** START Extracted material **

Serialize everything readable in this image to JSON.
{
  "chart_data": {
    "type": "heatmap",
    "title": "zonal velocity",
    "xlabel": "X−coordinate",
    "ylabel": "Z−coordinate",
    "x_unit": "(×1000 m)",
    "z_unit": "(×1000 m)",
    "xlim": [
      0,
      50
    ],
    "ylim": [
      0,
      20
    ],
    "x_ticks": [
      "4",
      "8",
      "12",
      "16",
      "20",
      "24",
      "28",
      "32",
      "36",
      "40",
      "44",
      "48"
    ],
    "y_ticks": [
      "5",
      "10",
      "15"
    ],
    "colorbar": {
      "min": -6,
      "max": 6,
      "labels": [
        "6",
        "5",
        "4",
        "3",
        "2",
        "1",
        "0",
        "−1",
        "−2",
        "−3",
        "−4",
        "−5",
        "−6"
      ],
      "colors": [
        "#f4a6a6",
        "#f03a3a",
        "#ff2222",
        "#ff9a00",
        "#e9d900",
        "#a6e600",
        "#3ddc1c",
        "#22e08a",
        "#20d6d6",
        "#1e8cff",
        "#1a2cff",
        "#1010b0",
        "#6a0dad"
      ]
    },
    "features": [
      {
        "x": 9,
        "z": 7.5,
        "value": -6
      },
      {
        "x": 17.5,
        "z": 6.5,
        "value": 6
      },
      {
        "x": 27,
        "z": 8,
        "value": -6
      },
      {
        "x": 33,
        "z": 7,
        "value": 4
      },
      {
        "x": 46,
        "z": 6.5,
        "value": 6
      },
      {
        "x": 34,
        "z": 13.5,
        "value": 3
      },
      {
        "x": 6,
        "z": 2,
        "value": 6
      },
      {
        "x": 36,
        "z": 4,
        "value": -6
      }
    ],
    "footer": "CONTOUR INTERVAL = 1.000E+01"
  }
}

** END Extracted material **

→ Goal:
Return the listing above word for word.

→ Answer to this task:
Serialize everything readable in this image to JSON.
{
  "chart_data": {
    "type": "heatmap",
    "title": "zonal velocity",
    "xlabel": "X−coordinate",
    "ylabel": "Z−coordinate",
    "x_unit": "(×1000 m)",
    "z_unit": "(×1000 m)",
    "xlim": [
      0,
      50
    ],
    "ylim": [
      0,
      20
    ],
    "x_ticks": [
      "4",
      "8",
      "12",
      "16",
      "20",
      "24",
      "28",
      "32",
      "36",
      "40",
      "44",
      "48"
    ],
    "y_ticks": [
      "5",
      "10",
      "15"
    ],
    "colorbar": {
      "min": -6,
      "max": 6,
      "labels": [
        "6",
        "5",
        "4",
        "3",
        "2",
        "1",
        "0",
        "−1",
        "−2",
        "−3",
        "−4",
        "−5",
        "−6"
      ],
      "colors": [
        "#f4a6a6",
        "#f03a3a",
        "#ff2222",
        "#ff9a00",
        "#e9d900",
        "#a6e600",
        "#3ddc1c",
        "#22e08a",
        "#20d6d6",
        "#1e8cff",
        "#1a2cff",
        "#1010b0",
        "#6a0dad"
      ]
    },
    "features": [
      {
        "x": 9,
        "z": 7.5,
        "value": -6
      },
      {
        "x": 17.5,
        "z": 6.5,
        "value": 6
      },
      {
        "x": 27,
        "z": 8,
        "value": -6
      },
      {
        "x": 33,
        "z": 7,
        "value": 4
      },
      {
        "x": 46,
        "z": 6.5,
        "value": 6
      },
      {
        "x": 34,
        "z": 13.5,
        "value": 3
      },
      {
        "x": 6,
        "z": 2,
        "value": 6
      },
      {
        "x": 36,
        "z": 4,
        "value": -6
      }
    ],
    "footer": "CONTOUR INTERVAL = 1.000E+01"
  }
}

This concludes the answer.